* [SUPPLIED DATA]
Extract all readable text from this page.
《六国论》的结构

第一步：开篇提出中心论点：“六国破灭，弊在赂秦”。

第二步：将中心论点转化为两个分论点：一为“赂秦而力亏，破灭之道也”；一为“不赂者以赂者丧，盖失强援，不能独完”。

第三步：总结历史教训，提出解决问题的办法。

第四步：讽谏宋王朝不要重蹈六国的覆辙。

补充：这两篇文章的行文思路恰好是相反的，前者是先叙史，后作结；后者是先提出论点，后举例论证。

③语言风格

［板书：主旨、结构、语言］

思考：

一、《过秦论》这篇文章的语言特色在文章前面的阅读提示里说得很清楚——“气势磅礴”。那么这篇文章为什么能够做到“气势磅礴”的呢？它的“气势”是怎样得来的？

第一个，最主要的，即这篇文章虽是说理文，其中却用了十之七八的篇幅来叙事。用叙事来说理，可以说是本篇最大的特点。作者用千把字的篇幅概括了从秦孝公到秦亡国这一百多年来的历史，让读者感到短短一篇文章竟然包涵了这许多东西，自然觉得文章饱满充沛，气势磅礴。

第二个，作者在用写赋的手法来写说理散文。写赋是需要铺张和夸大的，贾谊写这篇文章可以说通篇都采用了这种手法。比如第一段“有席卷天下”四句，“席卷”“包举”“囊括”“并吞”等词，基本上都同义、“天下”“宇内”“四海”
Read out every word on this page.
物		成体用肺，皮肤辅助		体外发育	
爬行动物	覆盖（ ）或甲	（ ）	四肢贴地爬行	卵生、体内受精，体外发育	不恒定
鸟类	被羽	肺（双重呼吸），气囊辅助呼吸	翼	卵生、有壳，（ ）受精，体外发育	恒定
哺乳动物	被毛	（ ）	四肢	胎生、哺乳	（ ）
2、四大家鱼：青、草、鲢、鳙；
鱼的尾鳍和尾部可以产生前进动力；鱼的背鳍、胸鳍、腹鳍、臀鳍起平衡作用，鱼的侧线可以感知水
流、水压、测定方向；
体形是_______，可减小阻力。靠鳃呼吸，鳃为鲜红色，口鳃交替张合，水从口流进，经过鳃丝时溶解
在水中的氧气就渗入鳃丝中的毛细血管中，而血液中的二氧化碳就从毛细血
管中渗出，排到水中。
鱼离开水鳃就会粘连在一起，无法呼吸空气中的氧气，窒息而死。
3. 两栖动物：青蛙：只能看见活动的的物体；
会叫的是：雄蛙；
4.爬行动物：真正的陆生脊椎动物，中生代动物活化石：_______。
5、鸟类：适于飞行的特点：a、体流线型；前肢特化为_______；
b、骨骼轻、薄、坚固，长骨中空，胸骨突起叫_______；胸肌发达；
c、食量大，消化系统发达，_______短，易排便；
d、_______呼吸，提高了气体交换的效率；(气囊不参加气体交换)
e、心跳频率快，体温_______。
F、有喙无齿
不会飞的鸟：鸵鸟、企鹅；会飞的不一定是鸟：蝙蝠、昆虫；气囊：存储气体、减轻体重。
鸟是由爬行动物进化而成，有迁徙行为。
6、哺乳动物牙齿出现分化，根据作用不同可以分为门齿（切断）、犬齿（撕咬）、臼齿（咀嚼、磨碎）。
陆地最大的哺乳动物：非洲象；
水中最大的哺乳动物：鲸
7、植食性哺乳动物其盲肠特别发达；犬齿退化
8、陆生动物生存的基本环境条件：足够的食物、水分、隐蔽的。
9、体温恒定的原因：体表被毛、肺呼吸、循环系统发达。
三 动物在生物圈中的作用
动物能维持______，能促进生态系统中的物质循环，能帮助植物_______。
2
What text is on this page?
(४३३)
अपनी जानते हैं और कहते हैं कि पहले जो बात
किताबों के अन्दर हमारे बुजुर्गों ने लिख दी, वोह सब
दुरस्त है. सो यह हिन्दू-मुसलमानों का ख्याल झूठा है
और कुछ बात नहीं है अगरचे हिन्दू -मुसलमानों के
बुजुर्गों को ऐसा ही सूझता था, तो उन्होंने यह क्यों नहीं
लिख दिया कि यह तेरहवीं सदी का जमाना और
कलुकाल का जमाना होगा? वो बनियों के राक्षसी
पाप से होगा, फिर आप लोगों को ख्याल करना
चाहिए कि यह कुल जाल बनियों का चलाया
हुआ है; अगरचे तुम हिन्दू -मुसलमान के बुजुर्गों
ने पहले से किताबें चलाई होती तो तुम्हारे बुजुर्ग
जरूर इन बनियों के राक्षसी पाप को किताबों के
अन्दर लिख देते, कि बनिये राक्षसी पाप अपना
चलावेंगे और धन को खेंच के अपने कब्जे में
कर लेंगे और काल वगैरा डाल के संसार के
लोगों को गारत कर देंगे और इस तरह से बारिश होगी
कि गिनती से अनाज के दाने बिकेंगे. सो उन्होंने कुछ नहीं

* [WHAT THIS TASK INVOLVES]
Print every record above exactly as written.

* [TASK ANSWER]
Extract all readable text from this page.
《六国论》的结构

第一步：开篇提出中心论点：“六国破灭，弊在赂秦”。

第二步：将中心论点转化为两个分论点：一为“赂秦而力亏，破灭之道也”；一为“不赂者以赂者丧，盖失强援，不能独完”。

第三步：总结历史教训，提出解决问题的办法。

第四步：讽谏宋王朝不要重蹈六国的覆辙。

补充：这两篇文章的行文思路恰好是相反的，前者是先叙史，后作结；后者是先提出论点，后举例论证。

③语言风格

［板书：主旨、结构、语言］

思考：

一、《过秦论》这篇文章的语言特色在文章前面的阅读提示里说得很清楚——“气势磅礴”。那么这篇文章为什么能够做到“气势磅礴”的呢？它的“气势”是怎样得来的？

第一个，最主要的，即这篇文章虽是说理文，其中却用了十之七八的篇幅来叙事。用叙事来说理，可以说是本篇最大的特点。作者用千把字的篇幅概括了从秦孝公到秦亡国这一百多年来的历史，让读者感到短短一篇文章竟然包涵了这许多东西，自然觉得文章饱满充沛，气势磅礴。

第二个，作者在用写赋的手法来写说理散文。写赋是需要铺张和夸大的，贾谊写这篇文章可以说通篇都采用了这种手法。比如第一段“有席卷天下”四句，“席卷”“包举”“囊括”“并吞”等词，基本上都同义、“天下”“宇内”“四海”
Read out every word on this page.
物		成体用肺，皮肤辅助		体外发育	
爬行动物	覆盖（ ）或甲	（ ）	四肢贴地爬行	卵生、体内受精，体外发育	不恒定
鸟类	被羽	肺（双重呼吸），气囊辅助呼吸	翼	卵生、有壳，（ ）受精，体外发育	恒定
哺乳动物	被毛	（ ）	四肢	胎生、哺乳	（ ）
2、四大家鱼：青、草、鲢、鳙；
鱼的尾鳍和尾部可以产生前进动力；鱼的背鳍、胸鳍、腹鳍、臀鳍起平衡作用，鱼的侧线可以感知水
流、水压、测定方向；
体形是_______，可减小阻力。靠鳃呼吸，鳃为鲜红色，口鳃交替张合，水从口流进，经过鳃丝时溶解
在水中的氧气就渗入鳃丝中的毛细血管中，而血液中的二氧化碳就从毛细血
管中渗出，排到水中。
鱼离开水鳃就会粘连在一起，无法呼吸空气中的氧气，窒息而死。
3. 两栖动物：青蛙：只能看见活动的的物体；
会叫的是：雄蛙；
4.爬行动物：真正的陆生脊椎动物，中生代动物活化石：_______。
5、鸟类：适于飞行的特点：a、体流线型；前肢特化为_______；
b、骨骼轻、薄、坚固，长骨中空，胸骨突起叫_______；胸肌发达；
c、食量大，消化系统发达，_______短，易排便；
d、_______呼吸，提高了气体交换的效率；(气囊不参加气体交换)
e、心跳频率快，体温_______。
F、有喙无齿
不会飞的鸟：鸵鸟、企鹅；会飞的不一定是鸟：蝙蝠、昆虫；气囊：存储气体、减轻体重。
鸟是由爬行动物进化而成，有迁徙行为。
6、哺乳动物牙齿出现分化，根据作用不同可以分为门齿（切断）、犬齿（撕咬）、臼齿（咀嚼、磨碎）。
陆地最大的哺乳动物：非洲象；
水中最大的哺乳动物：鲸
7、植食性哺乳动物其盲肠特别发达；犬齿退化
8、陆生动物生存的基本环境条件：足够的食物、水分、隐蔽的。
9、体温恒定的原因：体表被毛、肺呼吸、循环系统发达。
三 动物在生物圈中的作用
动物能维持______，能促进生态系统中的物质循环，能帮助植物_______。
2
What text is on this page?
(४३३)
अपनी जानते हैं और कहते हैं कि पहले जो बात
किताबों के अन्दर हमारे बुजुर्गों ने लिख दी, वोह सब
दुरस्त है. सो यह हिन्दू-मुसलमानों का ख्याल झूठा है
और कुछ बात नहीं है अगरचे हिन्दू -मुसलमानों के
बुजुर्गों को ऐसा ही सूझता था, तो उन्होंने यह क्यों नहीं
लिख दिया कि यह तेरहवीं सदी का जमाना और
कलुकाल का जमाना होगा? वो बनियों के राक्षसी
पाप से होगा, फिर आप लोगों को ख्याल करना
चाहिए कि यह कुल जाल बनियों का चलाया
हुआ है; अगरचे तुम हिन्दू -मुसलमान के बुजुर्गों
ने पहले से किताबें चलाई होती तो तुम्हारे बुजुर्ग
जरूर इन बनियों के राक्षसी पाप को किताबों के
अन्दर लिख देते, कि बनिये राक्षसी पाप अपना
चलावेंगे और धन को खेंच के अपने कब्जे में
कर लेंगे और काल वगैरा डाल के संसार के
लोगों को गारत कर देंगे और इस तरह से बारिश होगी
कि गिनती से अनाज के दाने बिकेंगे. सो उन्होंने कुछ नहीं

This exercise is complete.